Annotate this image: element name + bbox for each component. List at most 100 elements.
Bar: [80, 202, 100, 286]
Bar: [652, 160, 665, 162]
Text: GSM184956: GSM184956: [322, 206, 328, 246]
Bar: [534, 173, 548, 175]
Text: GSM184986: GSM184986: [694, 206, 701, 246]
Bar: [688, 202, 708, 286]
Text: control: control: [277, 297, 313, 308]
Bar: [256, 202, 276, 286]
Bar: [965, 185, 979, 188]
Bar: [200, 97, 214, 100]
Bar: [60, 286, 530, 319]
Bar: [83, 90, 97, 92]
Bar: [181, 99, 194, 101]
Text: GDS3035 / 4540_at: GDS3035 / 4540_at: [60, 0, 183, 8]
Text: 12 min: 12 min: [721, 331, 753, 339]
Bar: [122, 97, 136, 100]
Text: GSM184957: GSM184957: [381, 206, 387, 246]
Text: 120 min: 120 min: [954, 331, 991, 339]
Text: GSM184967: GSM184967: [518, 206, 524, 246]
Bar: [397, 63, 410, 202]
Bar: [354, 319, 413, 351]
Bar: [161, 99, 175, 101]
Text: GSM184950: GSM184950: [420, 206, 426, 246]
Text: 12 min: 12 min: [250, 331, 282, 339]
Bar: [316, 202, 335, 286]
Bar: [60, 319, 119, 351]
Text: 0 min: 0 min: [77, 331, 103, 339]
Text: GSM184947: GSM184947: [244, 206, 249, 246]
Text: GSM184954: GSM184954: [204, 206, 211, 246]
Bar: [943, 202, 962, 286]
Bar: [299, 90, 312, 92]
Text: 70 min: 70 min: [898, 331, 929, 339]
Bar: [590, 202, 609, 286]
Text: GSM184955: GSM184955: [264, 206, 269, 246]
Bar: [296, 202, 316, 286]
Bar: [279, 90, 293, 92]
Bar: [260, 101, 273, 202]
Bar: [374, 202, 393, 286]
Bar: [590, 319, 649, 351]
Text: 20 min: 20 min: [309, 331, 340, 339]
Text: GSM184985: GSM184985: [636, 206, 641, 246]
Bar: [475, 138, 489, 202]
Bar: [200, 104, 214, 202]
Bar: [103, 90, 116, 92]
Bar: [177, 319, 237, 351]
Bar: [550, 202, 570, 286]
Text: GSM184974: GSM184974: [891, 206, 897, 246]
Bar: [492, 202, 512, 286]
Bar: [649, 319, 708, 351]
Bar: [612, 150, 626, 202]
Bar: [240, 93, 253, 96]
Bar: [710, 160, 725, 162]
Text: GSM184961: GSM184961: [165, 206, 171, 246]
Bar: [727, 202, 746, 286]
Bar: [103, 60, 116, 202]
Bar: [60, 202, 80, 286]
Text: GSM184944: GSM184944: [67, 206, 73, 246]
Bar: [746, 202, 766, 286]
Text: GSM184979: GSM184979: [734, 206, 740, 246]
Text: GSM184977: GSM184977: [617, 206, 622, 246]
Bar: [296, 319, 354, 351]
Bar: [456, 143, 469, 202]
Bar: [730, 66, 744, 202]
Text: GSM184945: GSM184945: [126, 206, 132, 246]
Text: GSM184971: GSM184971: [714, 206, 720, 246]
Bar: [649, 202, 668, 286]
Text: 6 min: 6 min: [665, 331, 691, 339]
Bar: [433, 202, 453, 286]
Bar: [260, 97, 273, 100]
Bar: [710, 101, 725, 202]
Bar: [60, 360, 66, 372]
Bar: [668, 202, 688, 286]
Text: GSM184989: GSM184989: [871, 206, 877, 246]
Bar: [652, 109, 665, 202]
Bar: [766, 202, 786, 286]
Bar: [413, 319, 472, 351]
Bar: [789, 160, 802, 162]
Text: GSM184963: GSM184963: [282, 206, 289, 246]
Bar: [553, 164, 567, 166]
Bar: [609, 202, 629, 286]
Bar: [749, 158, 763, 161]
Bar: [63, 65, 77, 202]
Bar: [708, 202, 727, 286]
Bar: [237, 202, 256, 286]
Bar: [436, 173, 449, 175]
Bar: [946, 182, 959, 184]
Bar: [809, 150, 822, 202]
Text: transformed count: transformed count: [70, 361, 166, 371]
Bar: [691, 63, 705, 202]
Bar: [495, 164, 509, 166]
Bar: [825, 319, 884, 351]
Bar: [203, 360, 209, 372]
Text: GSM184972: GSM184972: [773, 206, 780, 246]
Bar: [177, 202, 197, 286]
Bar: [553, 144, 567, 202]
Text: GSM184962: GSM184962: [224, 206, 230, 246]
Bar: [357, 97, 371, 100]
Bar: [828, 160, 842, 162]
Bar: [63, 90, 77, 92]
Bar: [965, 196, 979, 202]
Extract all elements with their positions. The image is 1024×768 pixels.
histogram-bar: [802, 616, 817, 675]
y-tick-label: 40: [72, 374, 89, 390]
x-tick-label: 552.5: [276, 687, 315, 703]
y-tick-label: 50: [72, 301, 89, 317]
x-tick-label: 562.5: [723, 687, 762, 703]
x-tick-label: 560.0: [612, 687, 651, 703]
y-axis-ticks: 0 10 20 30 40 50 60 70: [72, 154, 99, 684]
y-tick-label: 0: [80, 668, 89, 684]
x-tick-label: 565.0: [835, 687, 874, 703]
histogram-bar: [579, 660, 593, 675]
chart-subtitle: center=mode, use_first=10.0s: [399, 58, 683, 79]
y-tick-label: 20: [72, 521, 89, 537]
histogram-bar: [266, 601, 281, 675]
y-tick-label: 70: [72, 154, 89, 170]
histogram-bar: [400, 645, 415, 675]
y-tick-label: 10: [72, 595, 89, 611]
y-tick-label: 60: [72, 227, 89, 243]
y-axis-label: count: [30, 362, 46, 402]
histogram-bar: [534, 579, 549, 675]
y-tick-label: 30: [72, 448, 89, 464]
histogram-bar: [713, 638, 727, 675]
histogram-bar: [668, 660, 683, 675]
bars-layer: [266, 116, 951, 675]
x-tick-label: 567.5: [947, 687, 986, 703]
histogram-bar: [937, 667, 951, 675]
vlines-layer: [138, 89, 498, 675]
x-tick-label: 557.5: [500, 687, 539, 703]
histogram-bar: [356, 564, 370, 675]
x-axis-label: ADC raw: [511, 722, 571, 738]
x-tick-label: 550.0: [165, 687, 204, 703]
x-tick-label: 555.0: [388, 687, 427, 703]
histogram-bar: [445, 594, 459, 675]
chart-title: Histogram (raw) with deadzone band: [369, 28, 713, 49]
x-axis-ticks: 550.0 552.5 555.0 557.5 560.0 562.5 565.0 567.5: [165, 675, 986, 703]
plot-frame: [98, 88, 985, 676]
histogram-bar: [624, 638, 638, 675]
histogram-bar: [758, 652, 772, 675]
====
▶ _Given task_:
Copy out every line of all the records above, keeping each character the same.

▶ _Exercise response_:
Annotate this image: element name + bbox for each component. List at most 100 elements.
Bar: [80, 202, 100, 286]
Bar: [652, 160, 665, 162]
Text: GSM184956: GSM184956: [322, 206, 328, 246]
Bar: [534, 173, 548, 175]
Text: GSM184986: GSM184986: [694, 206, 701, 246]
Bar: [688, 202, 708, 286]
Text: control: control: [277, 297, 313, 308]
Bar: [256, 202, 276, 286]
Bar: [965, 185, 979, 188]
Bar: [200, 97, 214, 100]
Bar: [60, 286, 530, 319]
Bar: [83, 90, 97, 92]
Bar: [181, 99, 194, 101]
Text: GDS3035 / 4540_at: GDS3035 / 4540_at: [60, 0, 183, 8]
Text: 12 min: 12 min: [721, 331, 753, 339]
Bar: [122, 97, 136, 100]
Text: GSM184957: GSM184957: [381, 206, 387, 246]
Text: 120 min: 120 min: [954, 331, 991, 339]
Text: GSM184967: GSM184967: [518, 206, 524, 246]
Bar: [397, 63, 410, 202]
Bar: [354, 319, 413, 351]
Bar: [161, 99, 175, 101]
Text: GSM184950: GSM184950: [420, 206, 426, 246]
Text: 12 min: 12 min: [250, 331, 282, 339]
Bar: [316, 202, 335, 286]
Bar: [60, 319, 119, 351]
Text: 0 min: 0 min: [77, 331, 103, 339]
Text: GSM184947: GSM184947: [244, 206, 249, 246]
Text: GSM184954: GSM184954: [204, 206, 211, 246]
Bar: [943, 202, 962, 286]
Bar: [299, 90, 312, 92]
Text: 70 min: 70 min: [898, 331, 929, 339]
Bar: [590, 202, 609, 286]
Text: GSM184955: GSM184955: [264, 206, 269, 246]
Bar: [296, 202, 316, 286]
Bar: [279, 90, 293, 92]
Bar: [260, 101, 273, 202]
Bar: [374, 202, 393, 286]
Bar: [590, 319, 649, 351]
Text: 20 min: 20 min: [309, 331, 340, 339]
Text: GSM184985: GSM184985: [636, 206, 641, 246]
Bar: [475, 138, 489, 202]
Bar: [200, 104, 214, 202]
Bar: [103, 90, 116, 92]
Bar: [177, 319, 237, 351]
Bar: [550, 202, 570, 286]
Text: GSM184974: GSM184974: [891, 206, 897, 246]
Bar: [492, 202, 512, 286]
Bar: [649, 319, 708, 351]
Bar: [612, 150, 626, 202]
Bar: [240, 93, 253, 96]
Bar: [710, 160, 725, 162]
Text: GSM184961: GSM184961: [165, 206, 171, 246]
Bar: [727, 202, 746, 286]
Bar: [103, 60, 116, 202]
Bar: [60, 202, 80, 286]
Text: GSM184944: GSM184944: [67, 206, 73, 246]
Bar: [746, 202, 766, 286]
Text: GSM184979: GSM184979: [734, 206, 740, 246]
Text: GSM184977: GSM184977: [617, 206, 622, 246]
Bar: [296, 319, 354, 351]
Bar: [456, 143, 469, 202]
Bar: [730, 66, 744, 202]
Text: GSM184945: GSM184945: [126, 206, 132, 246]
Text: GSM184971: GSM184971: [714, 206, 720, 246]
Bar: [649, 202, 668, 286]
Text: 6 min: 6 min: [665, 331, 691, 339]
Bar: [433, 202, 453, 286]
Bar: [260, 97, 273, 100]
Bar: [710, 101, 725, 202]
Bar: [60, 360, 66, 372]
Bar: [668, 202, 688, 286]
Text: GSM184989: GSM184989: [871, 206, 877, 246]
Bar: [652, 109, 665, 202]
Bar: [766, 202, 786, 286]
Bar: [413, 319, 472, 351]
Bar: [789, 160, 802, 162]
Text: GSM184963: GSM184963: [282, 206, 289, 246]
Bar: [553, 164, 567, 166]
Bar: [609, 202, 629, 286]
Bar: [749, 158, 763, 161]
Bar: [63, 65, 77, 202]
Bar: [708, 202, 727, 286]
Bar: [237, 202, 256, 286]
Bar: [436, 173, 449, 175]
Bar: [946, 182, 959, 184]
Bar: [809, 150, 822, 202]
Text: transformed count: transformed count: [70, 361, 166, 371]
Bar: [691, 63, 705, 202]
Bar: [495, 164, 509, 166]
Bar: [825, 319, 884, 351]
Bar: [203, 360, 209, 372]
Text: GSM184972: GSM184972: [773, 206, 780, 246]
Bar: [177, 202, 197, 286]
Bar: [553, 144, 567, 202]
Text: GSM184962: GSM184962: [224, 206, 230, 246]
Bar: [357, 97, 371, 100]
Bar: [828, 160, 842, 162]
Bar: [63, 90, 77, 92]
Bar: [965, 196, 979, 202]
Extract all elements with their positions. The image is 1024×768 pixels.
histogram-bar: [802, 616, 817, 675]
y-tick-label: 40: [72, 374, 89, 390]
x-tick-label: 552.5: [276, 687, 315, 703]
y-tick-label: 50: [72, 301, 89, 317]
x-tick-label: 562.5: [723, 687, 762, 703]
x-tick-label: 560.0: [612, 687, 651, 703]
y-axis-ticks: 0 10 20 30 40 50 60 70: [72, 154, 99, 684]
y-tick-label: 0: [80, 668, 89, 684]
x-tick-label: 565.0: [835, 687, 874, 703]
histogram-bar: [579, 660, 593, 675]
chart-subtitle: center=mode, use_first=10.0s: [399, 58, 683, 79]
y-tick-label: 20: [72, 521, 89, 537]
histogram-bar: [266, 601, 281, 675]
y-tick-label: 70: [72, 154, 89, 170]
histogram-bar: [400, 645, 415, 675]
y-tick-label: 10: [72, 595, 89, 611]
y-tick-label: 60: [72, 227, 89, 243]
y-axis-label: count: [30, 362, 46, 402]
histogram-bar: [534, 579, 549, 675]
y-tick-label: 30: [72, 448, 89, 464]
histogram-bar: [713, 638, 727, 675]
histogram-bar: [668, 660, 683, 675]
bars-layer: [266, 116, 951, 675]
x-tick-label: 567.5: [947, 687, 986, 703]
histogram-bar: [937, 667, 951, 675]
vlines-layer: [138, 89, 498, 675]
x-tick-label: 557.5: [500, 687, 539, 703]
histogram-bar: [356, 564, 370, 675]
x-axis-label: ADC raw: [511, 722, 571, 738]
x-tick-label: 550.0: [165, 687, 204, 703]
x-tick-label: 555.0: [388, 687, 427, 703]
histogram-bar: [445, 594, 459, 675]
chart-title: Histogram (raw) with deadzone band: [369, 28, 713, 49]
x-axis-ticks: 550.0 552.5 555.0 557.5 560.0 562.5 565.0 567.5: [165, 675, 986, 703]
plot-frame: [98, 88, 985, 676]
histogram-bar: [624, 638, 638, 675]
histogram-bar: [758, 652, 772, 675]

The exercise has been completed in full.